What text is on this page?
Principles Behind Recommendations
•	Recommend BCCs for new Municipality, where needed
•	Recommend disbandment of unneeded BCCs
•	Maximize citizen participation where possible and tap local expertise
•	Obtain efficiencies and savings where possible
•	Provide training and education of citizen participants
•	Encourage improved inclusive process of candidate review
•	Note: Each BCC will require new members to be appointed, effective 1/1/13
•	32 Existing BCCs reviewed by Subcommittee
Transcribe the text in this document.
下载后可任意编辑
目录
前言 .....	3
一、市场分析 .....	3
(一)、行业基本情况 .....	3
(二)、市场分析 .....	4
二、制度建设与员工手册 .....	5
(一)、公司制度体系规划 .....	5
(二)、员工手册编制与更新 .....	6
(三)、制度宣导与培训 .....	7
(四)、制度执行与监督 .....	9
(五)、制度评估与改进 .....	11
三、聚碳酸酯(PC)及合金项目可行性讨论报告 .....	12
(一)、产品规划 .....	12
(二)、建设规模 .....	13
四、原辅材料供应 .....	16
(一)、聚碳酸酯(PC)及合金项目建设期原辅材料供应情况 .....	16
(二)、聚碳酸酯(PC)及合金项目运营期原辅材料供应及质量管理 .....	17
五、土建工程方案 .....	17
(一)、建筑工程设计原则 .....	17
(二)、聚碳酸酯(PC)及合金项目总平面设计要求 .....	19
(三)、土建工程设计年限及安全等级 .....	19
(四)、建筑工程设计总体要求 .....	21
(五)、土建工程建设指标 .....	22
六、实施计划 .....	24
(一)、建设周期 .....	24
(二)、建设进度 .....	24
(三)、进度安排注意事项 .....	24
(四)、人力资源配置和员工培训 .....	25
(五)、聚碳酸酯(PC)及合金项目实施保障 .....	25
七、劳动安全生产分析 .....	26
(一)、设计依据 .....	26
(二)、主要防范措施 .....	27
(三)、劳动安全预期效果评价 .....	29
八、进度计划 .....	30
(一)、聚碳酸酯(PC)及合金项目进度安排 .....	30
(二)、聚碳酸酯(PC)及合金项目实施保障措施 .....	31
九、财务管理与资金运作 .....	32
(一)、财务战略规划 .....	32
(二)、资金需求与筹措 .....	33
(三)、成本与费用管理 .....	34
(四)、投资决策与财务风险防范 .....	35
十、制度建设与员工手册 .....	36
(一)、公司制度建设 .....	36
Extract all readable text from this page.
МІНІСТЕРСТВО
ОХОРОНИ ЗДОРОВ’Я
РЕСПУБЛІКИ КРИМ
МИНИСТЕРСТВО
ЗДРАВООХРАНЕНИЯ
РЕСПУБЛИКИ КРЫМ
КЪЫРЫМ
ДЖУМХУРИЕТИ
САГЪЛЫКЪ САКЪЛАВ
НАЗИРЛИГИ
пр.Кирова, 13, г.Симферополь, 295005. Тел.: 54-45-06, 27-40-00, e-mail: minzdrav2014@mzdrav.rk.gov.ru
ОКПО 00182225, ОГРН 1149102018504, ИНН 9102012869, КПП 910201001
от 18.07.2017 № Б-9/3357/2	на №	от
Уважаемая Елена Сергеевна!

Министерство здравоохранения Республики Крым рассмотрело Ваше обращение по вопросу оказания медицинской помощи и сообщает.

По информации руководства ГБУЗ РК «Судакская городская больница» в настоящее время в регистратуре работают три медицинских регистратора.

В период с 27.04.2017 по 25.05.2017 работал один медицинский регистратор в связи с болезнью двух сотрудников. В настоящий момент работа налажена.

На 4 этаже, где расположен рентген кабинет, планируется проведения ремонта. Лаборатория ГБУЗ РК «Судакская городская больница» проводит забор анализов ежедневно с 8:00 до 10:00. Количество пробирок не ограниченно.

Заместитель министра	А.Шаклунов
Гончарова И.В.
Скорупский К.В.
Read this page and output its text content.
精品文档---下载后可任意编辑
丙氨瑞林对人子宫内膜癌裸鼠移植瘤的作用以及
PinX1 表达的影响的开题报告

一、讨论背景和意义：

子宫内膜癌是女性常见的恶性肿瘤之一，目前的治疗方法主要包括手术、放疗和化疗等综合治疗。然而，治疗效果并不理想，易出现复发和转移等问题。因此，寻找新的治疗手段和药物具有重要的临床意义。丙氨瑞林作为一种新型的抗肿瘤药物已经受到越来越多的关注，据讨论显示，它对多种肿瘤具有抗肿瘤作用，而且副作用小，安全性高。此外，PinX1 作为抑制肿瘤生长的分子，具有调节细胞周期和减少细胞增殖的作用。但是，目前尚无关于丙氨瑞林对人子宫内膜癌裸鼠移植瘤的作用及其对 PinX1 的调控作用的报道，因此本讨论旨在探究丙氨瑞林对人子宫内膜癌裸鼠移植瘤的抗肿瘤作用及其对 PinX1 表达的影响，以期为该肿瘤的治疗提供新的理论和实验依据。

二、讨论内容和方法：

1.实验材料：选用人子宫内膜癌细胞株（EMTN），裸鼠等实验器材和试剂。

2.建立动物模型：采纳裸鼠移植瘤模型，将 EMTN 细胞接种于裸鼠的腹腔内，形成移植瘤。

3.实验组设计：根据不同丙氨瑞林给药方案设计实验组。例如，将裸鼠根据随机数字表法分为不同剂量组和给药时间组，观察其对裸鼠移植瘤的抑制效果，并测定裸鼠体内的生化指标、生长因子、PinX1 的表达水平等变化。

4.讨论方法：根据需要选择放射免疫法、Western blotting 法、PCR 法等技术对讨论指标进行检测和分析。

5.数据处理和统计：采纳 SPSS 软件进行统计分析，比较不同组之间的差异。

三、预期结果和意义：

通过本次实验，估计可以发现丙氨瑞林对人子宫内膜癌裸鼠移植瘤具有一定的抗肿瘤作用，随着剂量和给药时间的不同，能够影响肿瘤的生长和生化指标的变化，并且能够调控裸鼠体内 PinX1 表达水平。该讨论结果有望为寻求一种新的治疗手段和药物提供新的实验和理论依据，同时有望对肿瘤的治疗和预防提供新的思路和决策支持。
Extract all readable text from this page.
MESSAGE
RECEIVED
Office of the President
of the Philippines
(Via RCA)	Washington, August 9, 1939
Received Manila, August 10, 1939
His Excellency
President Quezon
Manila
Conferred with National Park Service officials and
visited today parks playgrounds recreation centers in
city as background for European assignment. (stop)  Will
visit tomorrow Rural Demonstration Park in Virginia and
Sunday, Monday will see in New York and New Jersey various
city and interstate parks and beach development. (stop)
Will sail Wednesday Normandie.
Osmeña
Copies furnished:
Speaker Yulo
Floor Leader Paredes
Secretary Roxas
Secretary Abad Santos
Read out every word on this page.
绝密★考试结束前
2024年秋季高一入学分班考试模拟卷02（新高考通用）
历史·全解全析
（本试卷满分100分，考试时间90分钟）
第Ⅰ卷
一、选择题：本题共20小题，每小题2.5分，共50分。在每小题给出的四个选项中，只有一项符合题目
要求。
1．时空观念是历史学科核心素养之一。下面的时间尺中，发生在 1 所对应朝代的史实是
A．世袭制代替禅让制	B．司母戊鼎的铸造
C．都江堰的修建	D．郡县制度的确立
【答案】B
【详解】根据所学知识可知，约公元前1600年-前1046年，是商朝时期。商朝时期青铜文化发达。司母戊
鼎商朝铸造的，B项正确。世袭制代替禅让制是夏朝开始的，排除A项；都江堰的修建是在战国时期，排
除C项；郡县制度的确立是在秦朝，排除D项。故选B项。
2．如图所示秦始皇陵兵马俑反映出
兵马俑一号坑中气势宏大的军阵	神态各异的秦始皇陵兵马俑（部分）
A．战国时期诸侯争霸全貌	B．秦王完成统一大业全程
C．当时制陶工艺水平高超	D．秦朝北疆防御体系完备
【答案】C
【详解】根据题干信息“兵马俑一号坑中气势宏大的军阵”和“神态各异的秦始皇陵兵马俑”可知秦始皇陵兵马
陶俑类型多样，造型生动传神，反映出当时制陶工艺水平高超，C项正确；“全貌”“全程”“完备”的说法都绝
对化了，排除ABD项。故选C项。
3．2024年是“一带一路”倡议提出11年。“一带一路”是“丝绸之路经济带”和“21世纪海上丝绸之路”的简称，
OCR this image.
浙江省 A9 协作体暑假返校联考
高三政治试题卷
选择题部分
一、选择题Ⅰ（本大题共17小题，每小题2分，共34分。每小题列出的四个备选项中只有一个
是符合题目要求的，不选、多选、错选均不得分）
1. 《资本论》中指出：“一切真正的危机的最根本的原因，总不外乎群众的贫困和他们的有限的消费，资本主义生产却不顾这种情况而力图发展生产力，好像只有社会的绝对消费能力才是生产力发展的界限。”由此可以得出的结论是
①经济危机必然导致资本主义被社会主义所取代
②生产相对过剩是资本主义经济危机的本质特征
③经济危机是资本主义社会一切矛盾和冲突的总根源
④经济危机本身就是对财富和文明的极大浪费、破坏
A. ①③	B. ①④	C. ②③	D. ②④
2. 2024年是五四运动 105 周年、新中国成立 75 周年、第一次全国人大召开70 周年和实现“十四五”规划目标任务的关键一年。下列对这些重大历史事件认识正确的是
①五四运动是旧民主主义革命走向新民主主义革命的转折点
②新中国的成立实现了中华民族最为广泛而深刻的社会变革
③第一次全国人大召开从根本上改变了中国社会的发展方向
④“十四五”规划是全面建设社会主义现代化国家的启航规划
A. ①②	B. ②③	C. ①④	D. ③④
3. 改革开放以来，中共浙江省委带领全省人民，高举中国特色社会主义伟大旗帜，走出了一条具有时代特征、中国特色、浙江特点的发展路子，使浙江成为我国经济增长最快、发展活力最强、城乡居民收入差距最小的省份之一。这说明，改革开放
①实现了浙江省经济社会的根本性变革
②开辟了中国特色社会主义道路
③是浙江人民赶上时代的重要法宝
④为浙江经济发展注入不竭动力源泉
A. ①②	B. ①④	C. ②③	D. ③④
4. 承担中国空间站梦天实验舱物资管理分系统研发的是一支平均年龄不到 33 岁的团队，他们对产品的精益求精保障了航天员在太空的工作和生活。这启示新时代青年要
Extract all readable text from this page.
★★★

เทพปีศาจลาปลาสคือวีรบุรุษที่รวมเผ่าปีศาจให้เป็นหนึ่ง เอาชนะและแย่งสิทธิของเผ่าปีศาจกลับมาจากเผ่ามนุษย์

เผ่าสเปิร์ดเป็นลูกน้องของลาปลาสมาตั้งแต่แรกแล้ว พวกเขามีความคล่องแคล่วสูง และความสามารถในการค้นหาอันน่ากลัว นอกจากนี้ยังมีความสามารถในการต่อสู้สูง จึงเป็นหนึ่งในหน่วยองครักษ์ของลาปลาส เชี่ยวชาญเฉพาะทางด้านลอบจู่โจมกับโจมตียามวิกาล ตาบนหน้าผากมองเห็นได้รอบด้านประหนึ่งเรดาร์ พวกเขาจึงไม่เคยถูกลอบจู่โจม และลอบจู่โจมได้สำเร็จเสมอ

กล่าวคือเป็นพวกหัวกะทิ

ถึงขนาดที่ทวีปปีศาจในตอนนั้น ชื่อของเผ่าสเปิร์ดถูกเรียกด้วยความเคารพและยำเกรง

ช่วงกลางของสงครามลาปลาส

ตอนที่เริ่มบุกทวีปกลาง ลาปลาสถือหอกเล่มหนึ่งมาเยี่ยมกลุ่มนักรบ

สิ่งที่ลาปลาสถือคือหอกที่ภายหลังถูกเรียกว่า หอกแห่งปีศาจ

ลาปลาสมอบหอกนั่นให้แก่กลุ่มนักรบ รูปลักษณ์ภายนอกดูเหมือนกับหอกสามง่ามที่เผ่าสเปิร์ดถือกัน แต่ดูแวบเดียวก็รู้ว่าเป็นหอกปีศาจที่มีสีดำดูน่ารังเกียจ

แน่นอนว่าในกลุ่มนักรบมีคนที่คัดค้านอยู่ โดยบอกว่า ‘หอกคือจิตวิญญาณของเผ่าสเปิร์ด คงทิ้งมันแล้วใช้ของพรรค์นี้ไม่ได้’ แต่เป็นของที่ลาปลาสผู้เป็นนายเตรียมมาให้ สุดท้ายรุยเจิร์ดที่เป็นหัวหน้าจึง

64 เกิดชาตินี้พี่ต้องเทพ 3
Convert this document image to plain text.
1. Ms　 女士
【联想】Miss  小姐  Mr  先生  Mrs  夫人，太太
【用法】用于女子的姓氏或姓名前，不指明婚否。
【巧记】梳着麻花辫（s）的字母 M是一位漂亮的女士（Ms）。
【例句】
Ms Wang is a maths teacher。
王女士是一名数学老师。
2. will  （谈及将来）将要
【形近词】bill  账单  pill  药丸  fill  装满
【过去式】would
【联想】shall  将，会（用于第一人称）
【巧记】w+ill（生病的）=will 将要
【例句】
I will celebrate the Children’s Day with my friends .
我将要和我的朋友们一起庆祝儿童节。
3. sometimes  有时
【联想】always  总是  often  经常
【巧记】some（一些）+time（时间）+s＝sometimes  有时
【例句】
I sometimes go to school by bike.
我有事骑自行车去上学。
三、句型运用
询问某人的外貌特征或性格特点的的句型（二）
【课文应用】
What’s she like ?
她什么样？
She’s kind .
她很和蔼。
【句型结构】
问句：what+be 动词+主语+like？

**AIM**
Emit verbatim the lines running from the one with "Convert this document image to plain text." through the last line of the data, both endpoints inclusive.

**ANSWER IN FULL**
Convert this document image to plain text.
1. Ms　 女士
【联想】Miss  小姐  Mr  先生  Mrs  夫人，太太
【用法】用于女子的姓氏或姓名前，不指明婚否。
【巧记】梳着麻花辫（s）的字母 M是一位漂亮的女士（Ms）。
【例句】
Ms Wang is a maths teacher。
王女士是一名数学老师。
2. will  （谈及将来）将要
【形近词】bill  账单  pill  药丸  fill  装满
【过去式】would
【联想】shall  将，会（用于第一人称）
【巧记】w+ill（生病的）=will 将要
【例句】
I will celebrate the Children’s Day with my friends .
我将要和我的朋友们一起庆祝儿童节。
3. sometimes  有时
【联想】always  总是  often  经常
【巧记】some（一些）+time（时间）+s＝sometimes  有时
【例句】
I sometimes go to school by bike.
我有事骑自行车去上学。
三、句型运用
询问某人的外貌特征或性格特点的的句型（二）
【课文应用】
What’s she like ?
她什么样？
She’s kind .
她很和蔼。
【句型结构】
问句：what+be 动词+主语+like？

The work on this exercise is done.